RemarksThis sculpture was cast in an edition of 5 + 1 A.P. Since 1990 copy nr. 2 is at the Stationsstraat in Almere (NL)
Cast at the Koninklijke Eijsbouts Klokkengieterij
ExhibitionEsposizione internazionale d'arte La Biennale di Venezia '43, 1988, Dutch Pavillion "Henk Visch", exh.of this work
Forward or backward? Standing or sitting? Action or introspection? The unidentified figure, who is unmistakably human, puts the viewer on the wrong track. Without arms, the posture artificial, he lacks individuality and personal characteristics. The material gives the figure his hard and shiny black look, but he's fragile at the same time.
"Do not wait for me in a borrowed home" (1988) is a figurative representation of abstract properties. It's no individual that is depicted, but an abstraction of general human functions such as walking and standing still, speaking and silencing, thinking and dreaming. The conceptual world of Henk Visch is bursting with a dynamic duality, which is being portrayed in a visible reality, but especially in a metaphorical sense. It's a duality related to a deeper conflict between visible and invisible, inside and outside world, object and subject, ego and non-ego. Abstraction and figuration are not opposed, but reinforce each other within the synthesis of a representation.
In this case Visch uses the motif of "looking back". He leaves it to the viewer and his gaze to determine the meaning of the image. This deeper meaning is not open, but it is referred to by a whole stream of associations initiated by the image. The poetic title already indicates a certain direction. "My work has no direction, but all directions", so the artist says.
The pure line and clear form make "Do not wait for me in a borrowed home" look almost like a drawn sculpture. Initially, Henk Visch only makes drawings and graphic designs. From the 80s, inspired by his stay in New York, he also focuses on sculpture. The fairytale-like line from his drawings remains clearly present, most obviously in his figurative sculptures.
"Do not wait for me in a borrowed home" is the first sculpture Visch made in bronze and with which he represented the Netherlands at the Venice Biennale in 1988. This bronze cast had a central place in the Rietveld Pavilion, interacting with a dozen other new works by Visch spread around.
== == ==
▶ [Task set]
a - Say whether each statement agrees with the description of the bronze sculpture. Answer yes or no for each, and quote the deciding words of the description.
(i) This sculpture was the first one Visch made in bronze.
(ii) Visch worked in sculpture before he made drawings and graphic designs.
(iii) The figure is shown without arms.
b - Write out everything in the description of the bronze sculpture from "The pure line" down to "his figurative sculptures.", word for word.

▶ [Available data]
== == ==
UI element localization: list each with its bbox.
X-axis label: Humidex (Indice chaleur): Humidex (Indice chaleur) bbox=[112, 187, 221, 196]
== == ==
▶ [Outputs by task]
a -
(i) Yes: "is the first sculpture Visch made in bronze"
(ii) No: "Initially, Henk Visch only makes drawings and graphic designs."
(iii) Yes: "Without arms, the posture artificial"

b -
The pure line and clear form make "Do not wait for me in a borrowed home" look almost like a drawn sculpture. Initially, Henk Visch only makes drawings and graphic designs. From the 80s, inspired by his stay in New York, he also focuses on sculpture. The fairytale-like line from his drawings remains clearly present, most obviously in his figurative sculptures.